:: Task description ::
Pull out from the material below all lines with "Devices".

:: Input records ::
════════════════════
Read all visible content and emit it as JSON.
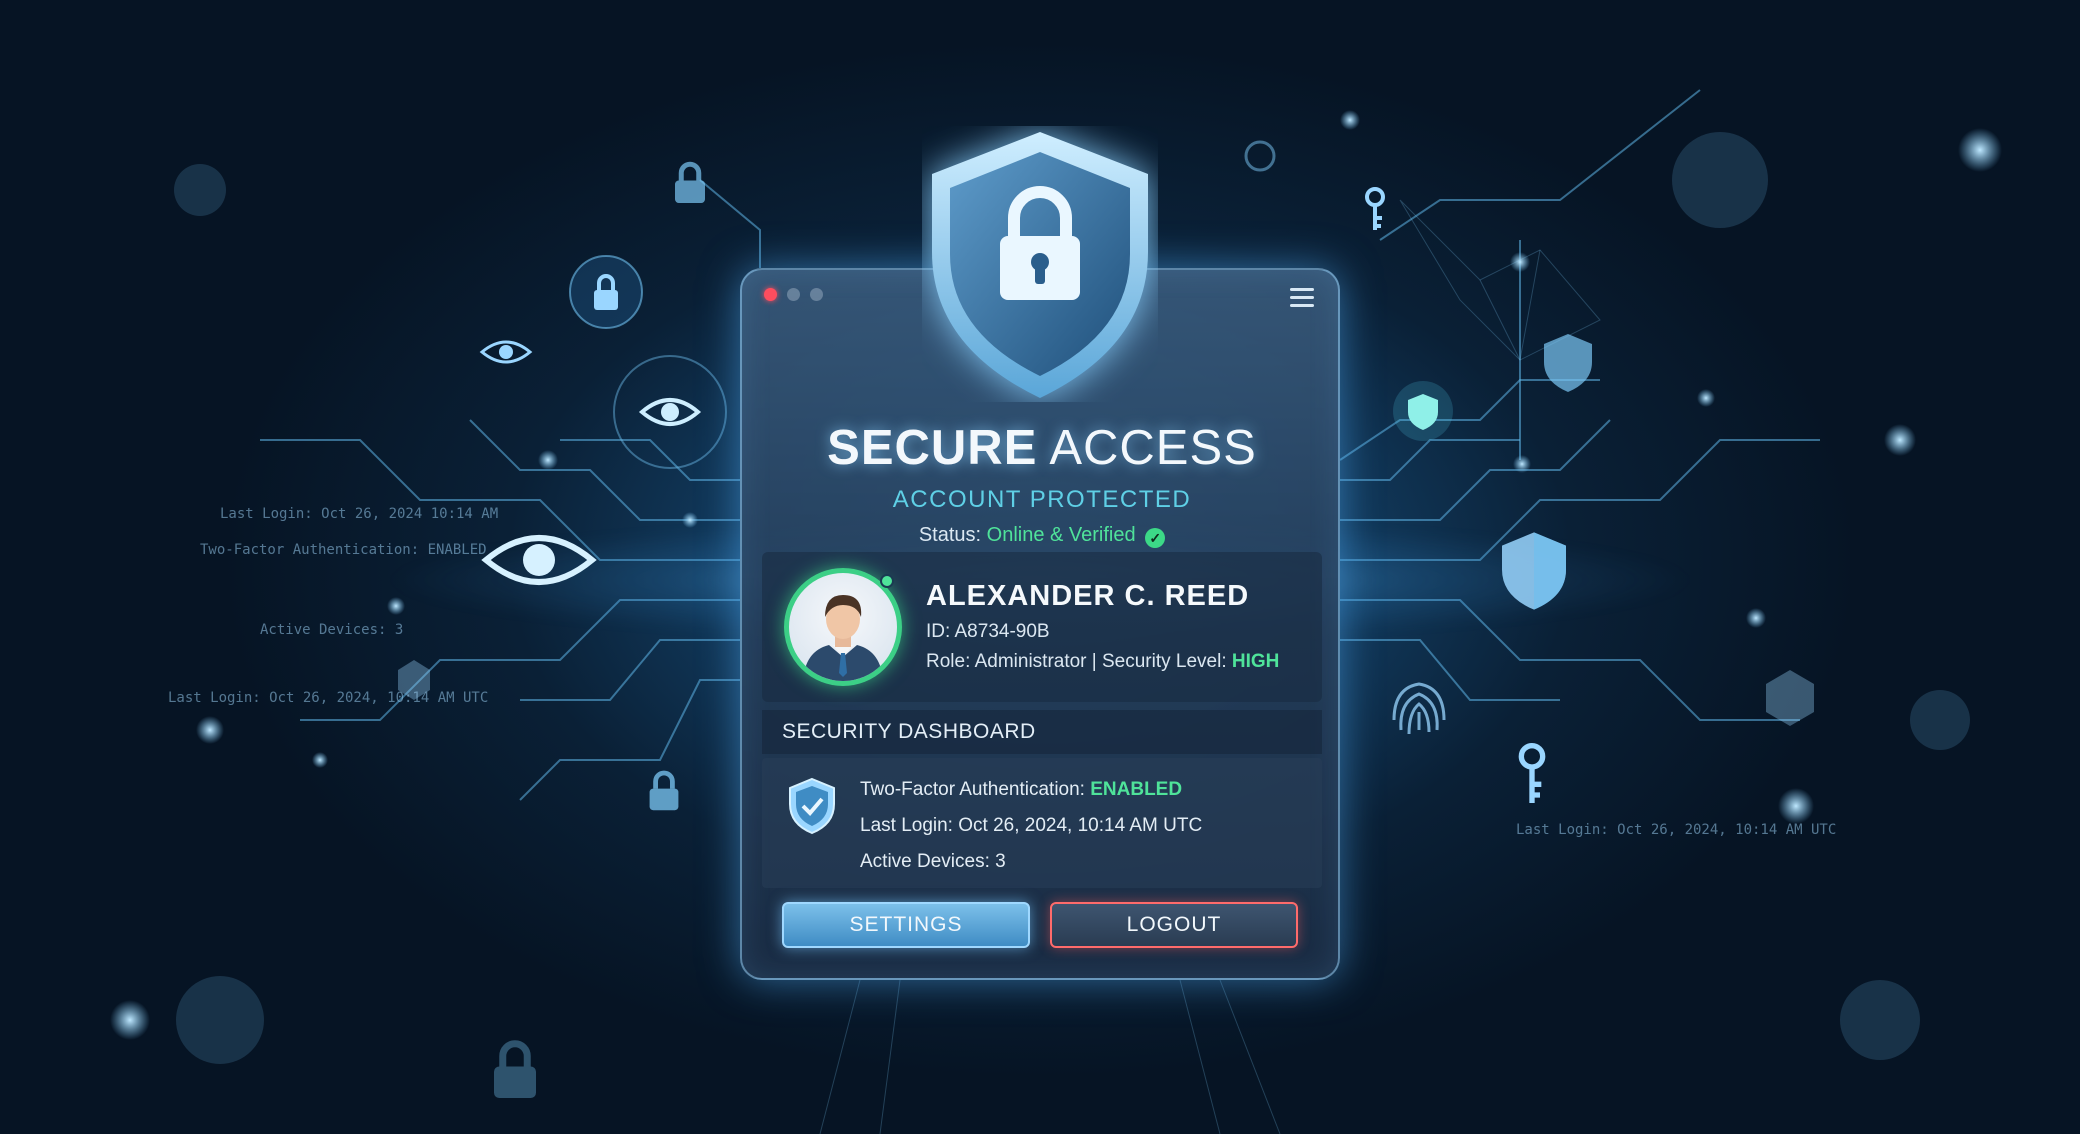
{
  "app": {
    "title_bold": "SECURE",
    "title_light": "ACCESS",
    "subtitle": "ACCOUNT PROTECTED",
    "status_label": "Status:",
    "status_value": "Online & Verified"
  },
  "user": {
    "name": "ALEXANDER C. REED",
    "id_line": "ID: A8734-90B",
    "role_line": "Role: Administrator | Security Level:",
    "security_level": "HIGH"
  },
  "dashboard": {
    "header": "SECURITY DASHBOARD",
    "two_factor_label": "Two-Factor Authentication:",
    "two_factor_value": "ENABLED",
    "last_login": "Last Login: Oct 26, 2024, 10:14 AM UTC",
    "active_devices": "Active Devices: 3"
  },
  "buttons": {
    "settings": "SETTINGS",
    "logout": "LOGOUT"
  },
  "background_text": {
    "left_last_login": "Last Login: Oct 26, 2024, 10:14 AM UTC",
    "right_last_login": "Last Login:  Oct 26, 2024, 10:14 AM UTC",
    "left_line_1": "Last Login: Oct 26, 2024 10:14 AM",
    "left_line_2": "Two-Factor Authentication: ENABLED",
    "left_line_3": "Active Devices: 3"
  },
  "colors": {
    "accent_green": "#4fe39a",
    "accent_cyan": "#5fd0e6",
    "logout_border": "#ff6b6b",
    "settings_fill": "#5aa6d8"
  },
  "icons": [
    "shield-lock-icon",
    "lock-icon",
    "eye-icon",
    "fingerprint-icon",
    "key-icon",
    "shield-icon",
    "menu-icon",
    "check-icon"
  ]
}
════════════════════
:: Result of the task ::
    "active_devices": "Active Devices: 3"
    "left_line_3": "Active Devices: 3"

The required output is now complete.